:: GIVEN INSTRUCTION ::
Count up the lines in the following listing that hold the word "this", then give only that count.

[Dataset records on visual material]
● ● ● ● ● ● ●

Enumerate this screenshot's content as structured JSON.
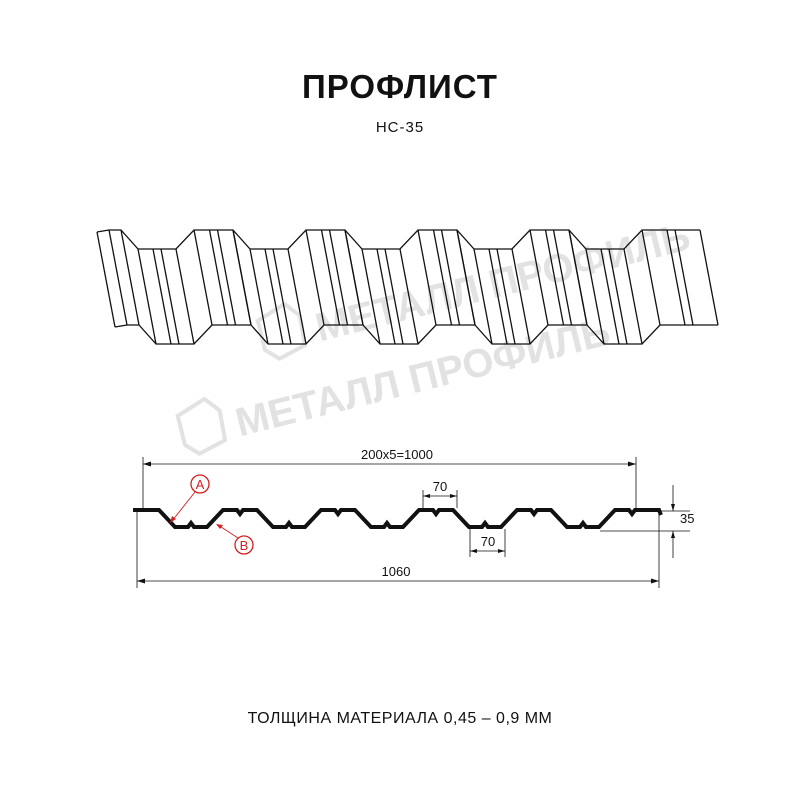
{
  "title": "ПРОФЛИСТ",
  "subtitle": "НС-35",
  "footer": "ТОЛЩИНА МАТЕРИАЛА 0,45 – 0,9 ММ",
  "watermark": "МЕТАЛЛ ПРОФИЛЬ",
  "dimensions": {
    "pitch_total": "200х5=1000",
    "overall_width": "1060",
    "top_flange": "70",
    "bottom_flange": "70",
    "height": "35"
  },
  "callouts": {
    "a": "A",
    "b": "B"
  },
  "colors": {
    "callout": "#d32020",
    "line": "#111111",
    "watermark": "#e2e2e2"
  }
}
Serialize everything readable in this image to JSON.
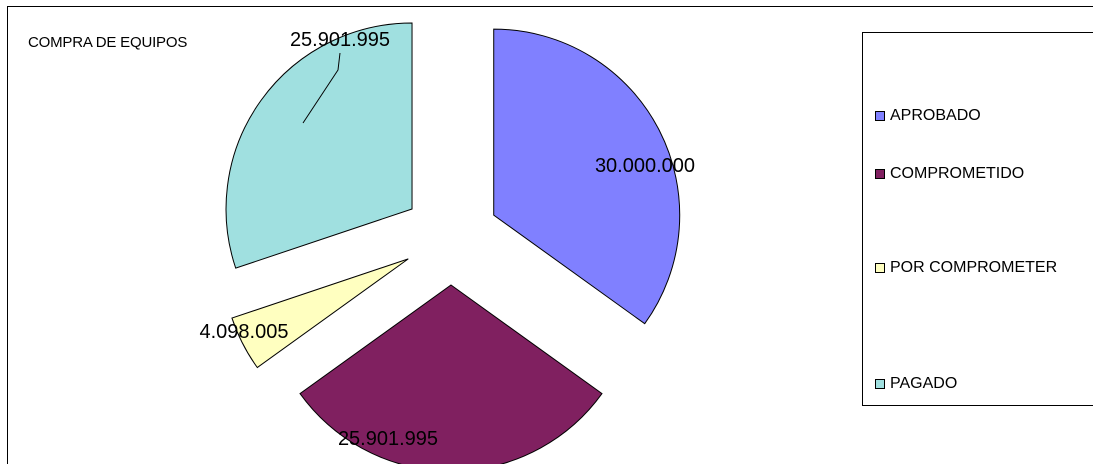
{
  "chart_data": {
    "type": "pie",
    "title": "COMPRA DE EQUIPOS",
    "categories": [
      "APROBADO",
      "COMPROMETIDO",
      "POR COMPROMETER",
      "PAGADO"
    ],
    "values": [
      30000000,
      25901995,
      4098005,
      25901995
    ],
    "value_labels": [
      "30.000.000",
      "25.901.995",
      "4.098.005",
      "25.901.995"
    ],
    "colors": [
      "#8080ff",
      "#802060",
      "#ffffc0",
      "#a0e0e0"
    ],
    "exploded": true,
    "legend_position": "right"
  }
}
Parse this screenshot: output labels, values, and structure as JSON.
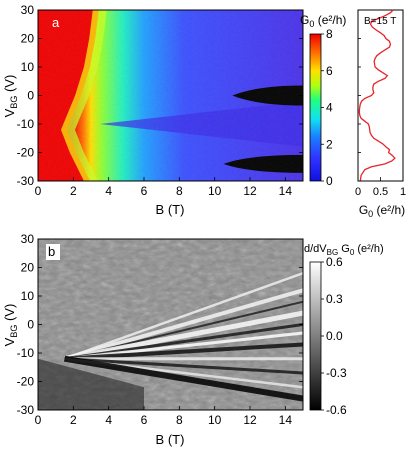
{
  "chart_data": [
    {
      "panel_label": "a",
      "type": "heatmap",
      "xlabel": "B (T)",
      "ylabel_main": "V",
      "ylabel_sub": "BG",
      "ylabel_unit": " (V)",
      "xlim": [
        0,
        15
      ],
      "ylim": [
        -30,
        30
      ],
      "xticks": [
        "0",
        "2",
        "4",
        "6",
        "8",
        "10",
        "12",
        "14"
      ],
      "yticks": [
        "-30",
        "-20",
        "-10",
        "0",
        "10",
        "20",
        "30"
      ],
      "colorbar": {
        "label_main": "G",
        "label_sub": "0",
        "label_unit": " (e²/h)",
        "range": [
          0,
          8
        ],
        "ticks": [
          "0",
          "2",
          "4",
          "6",
          "8"
        ],
        "colormap": "jet"
      },
      "features": {
        "high_region_edge_V": [
          -30,
          -20,
          -12,
          0,
          10,
          20,
          30
        ],
        "high_region_edge_B": [
          2.6,
          1.8,
          1.3,
          2.1,
          2.6,
          2.9,
          3.1
        ],
        "dark_lobes": [
          {
            "V": 0,
            "B_start": 11,
            "B_end": 15
          },
          {
            "V": -24,
            "B_start": 10.5,
            "B_end": 15
          }
        ]
      }
    },
    {
      "panel_label": "",
      "type": "line",
      "annotation": "B=15 T",
      "xlabel_main": "G",
      "xlabel_sub": "0",
      "xlabel_unit": " (e²/h)",
      "xlim": [
        0,
        1
      ],
      "ylim": [
        -30,
        30
      ],
      "xticks": [
        "0",
        "0.5",
        "1"
      ],
      "series": [
        {
          "color": "#e8242a",
          "V": [
            -30,
            -28,
            -26,
            -25,
            -24,
            -23,
            -22,
            -21,
            -20,
            -19,
            -18,
            -17,
            -16,
            -15,
            -14,
            -13,
            -12,
            -11,
            -10,
            -9,
            -8,
            -7,
            -6,
            -5,
            -4,
            -3,
            -2,
            -1,
            0,
            1,
            2,
            3,
            4,
            5,
            6,
            7,
            8,
            9,
            10,
            11,
            12,
            13,
            14,
            15,
            16,
            17,
            18,
            19,
            20,
            21,
            22,
            23,
            24,
            25,
            26,
            27,
            28,
            29,
            30
          ],
          "G": [
            0.05,
            0.07,
            0.15,
            0.3,
            0.6,
            0.75,
            0.82,
            0.76,
            0.68,
            0.7,
            0.62,
            0.55,
            0.45,
            0.35,
            0.3,
            0.27,
            0.26,
            0.25,
            0.23,
            0.15,
            0.07,
            0.04,
            0.03,
            0.03,
            0.04,
            0.05,
            0.08,
            0.15,
            0.3,
            0.35,
            0.33,
            0.33,
            0.35,
            0.45,
            0.6,
            0.65,
            0.55,
            0.45,
            0.38,
            0.37,
            0.36,
            0.38,
            0.42,
            0.5,
            0.6,
            0.7,
            0.72,
            0.7,
            0.62,
            0.58,
            0.5,
            0.4,
            0.32,
            0.28,
            0.3,
            0.45,
            0.6,
            0.72,
            0.78
          ]
        }
      ]
    },
    {
      "panel_label": "b",
      "type": "heatmap",
      "xlabel": "B (T)",
      "ylabel_main": "V",
      "ylabel_sub": "BG",
      "ylabel_unit": " (V)",
      "xlim": [
        0,
        15
      ],
      "ylim": [
        -30,
        30
      ],
      "xticks": [
        "0",
        "2",
        "4",
        "6",
        "8",
        "10",
        "12",
        "14"
      ],
      "yticks": [
        "-30",
        "-20",
        "-10",
        "0",
        "10",
        "20",
        "30"
      ],
      "colorbar": {
        "label_pre": "d/dV",
        "label_sub": "BG",
        "label_post": " G",
        "label_sub2": "0",
        "label_unit": " (e²/h)",
        "range": [
          -0.6,
          0.6
        ],
        "ticks": [
          "0.6",
          "0.3",
          "0.0",
          "-0.3",
          "-0.6"
        ],
        "colormap": "gray"
      }
    }
  ]
}
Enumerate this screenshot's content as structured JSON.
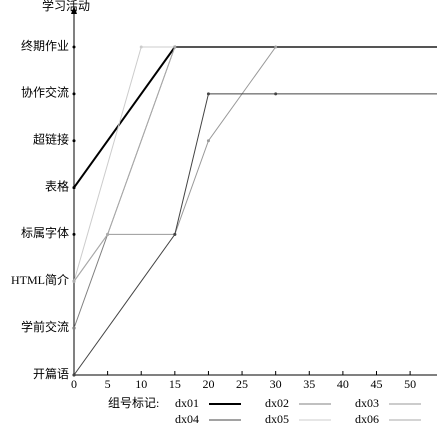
{
  "chart_data": {
    "type": "line",
    "y_title": "学习活动",
    "legend_title": "组号标记:",
    "y_categories": [
      "开篇语",
      "学前交流",
      "HTML简介",
      "标属字体",
      "表格",
      "超链接",
      "协作交流",
      "终期作业"
    ],
    "xlim": [
      0,
      54
    ],
    "xticks": [
      0,
      5,
      10,
      15,
      20,
      25,
      30,
      35,
      40,
      45,
      50
    ],
    "series": [
      {
        "name": "dx01",
        "color": "#000000",
        "x": [
          0,
          15,
          54
        ],
        "values": [
          "表格",
          "终期作业",
          "终期作业"
        ]
      },
      {
        "name": "dx02",
        "color": "#808080",
        "x": [
          0,
          15,
          54
        ],
        "values": [
          "学前交流",
          "终期作业",
          "终期作业"
        ]
      },
      {
        "name": "dx03",
        "color": "#999999",
        "x": [
          0,
          5,
          15,
          20,
          30,
          54
        ],
        "values": [
          "HTML简介",
          "标属字体",
          "标属字体",
          "超链接",
          "终期作业",
          "终期作业"
        ]
      },
      {
        "name": "dx04",
        "color": "#444444",
        "x": [
          0,
          15,
          20,
          30,
          54
        ],
        "values": [
          "开篇语",
          "标属字体",
          "协作交流",
          "协作交流",
          "协作交流"
        ]
      },
      {
        "name": "dx05",
        "color": "#cccccc",
        "x": [
          0,
          10,
          54
        ],
        "values": [
          "HTML简介",
          "终期作业",
          "终期作业"
        ]
      },
      {
        "name": "dx06",
        "color": "#aaaaaa",
        "x": [
          0,
          5,
          15,
          54
        ],
        "values": [
          "HTML简介",
          "标属字体",
          "终期作业",
          "终期作业"
        ]
      }
    ]
  }
}
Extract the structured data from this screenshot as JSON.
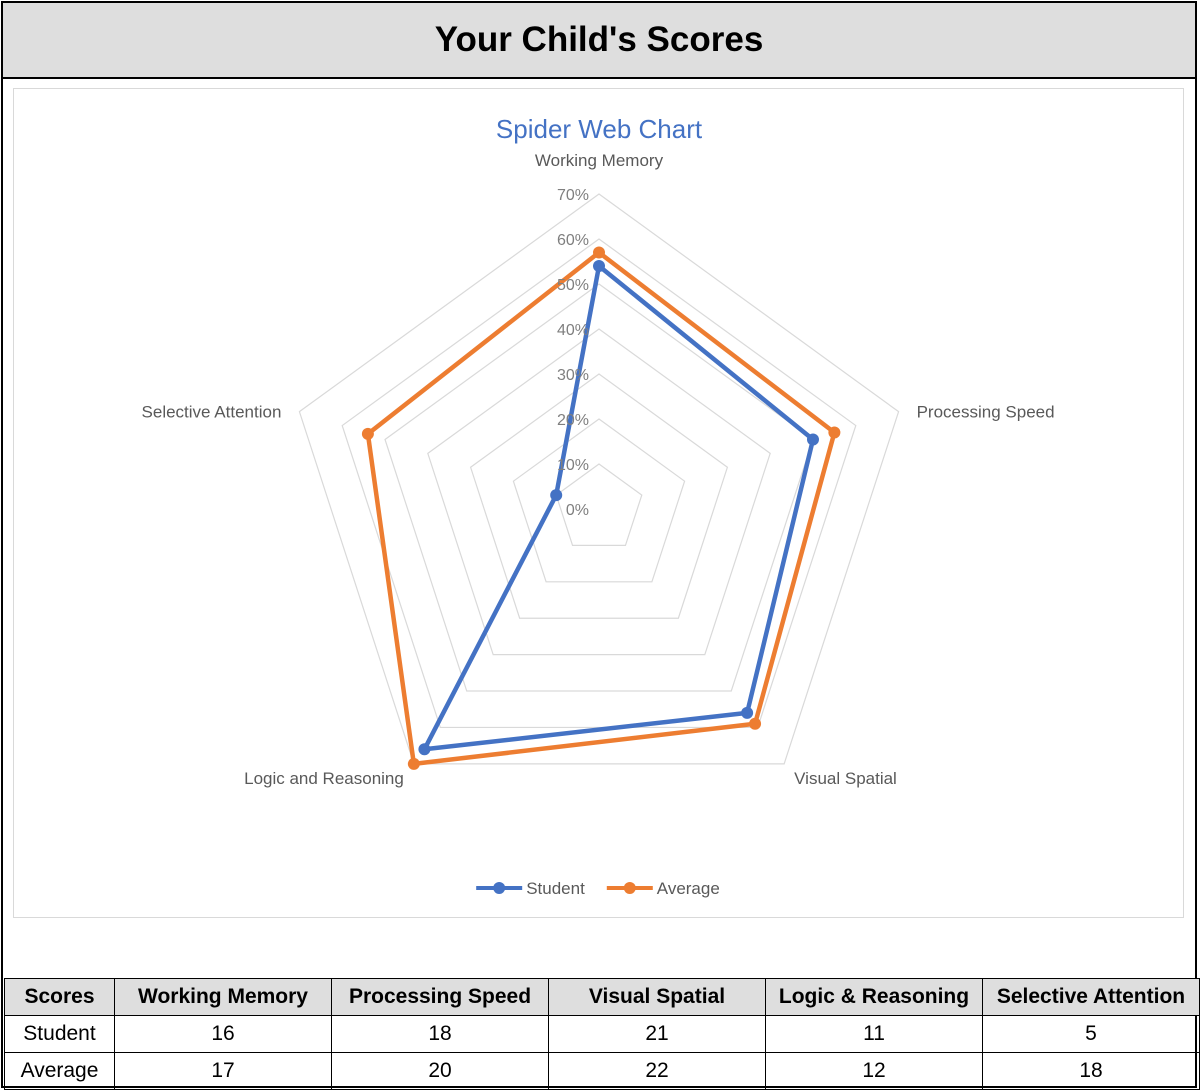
{
  "header": {
    "title": "Your Child's Scores"
  },
  "chart_data": {
    "type": "radar",
    "title": "Spider Web Chart",
    "axes": [
      "Working Memory",
      "Processing Speed",
      "Visual Spatial",
      "Logic and Reasoning",
      "Selective Attention"
    ],
    "tick_labels": [
      "0%",
      "10%",
      "20%",
      "30%",
      "40%",
      "50%",
      "60%",
      "70%"
    ],
    "rlim": [
      0,
      70
    ],
    "series": [
      {
        "name": "Student",
        "values": [
          54,
          50,
          56,
          66,
          10
        ],
        "color": "#4472c4"
      },
      {
        "name": "Average",
        "values": [
          57,
          55,
          59,
          70,
          54
        ],
        "color": "#ed7d31"
      }
    ],
    "legend_position": "bottom",
    "grid_color": "#d9d9d9"
  },
  "table": {
    "headers": [
      "Scores",
      "Working Memory",
      "Processing Speed",
      "Visual Spatial",
      "Logic & Reasoning",
      "Selective Attention"
    ],
    "rows": [
      [
        "Student",
        "16",
        "18",
        "21",
        "11",
        "5"
      ],
      [
        "Average",
        "17",
        "20",
        "22",
        "12",
        "18"
      ]
    ]
  }
}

● ● ● ● ● ● ●

:: ANSWER IN FULL ::
5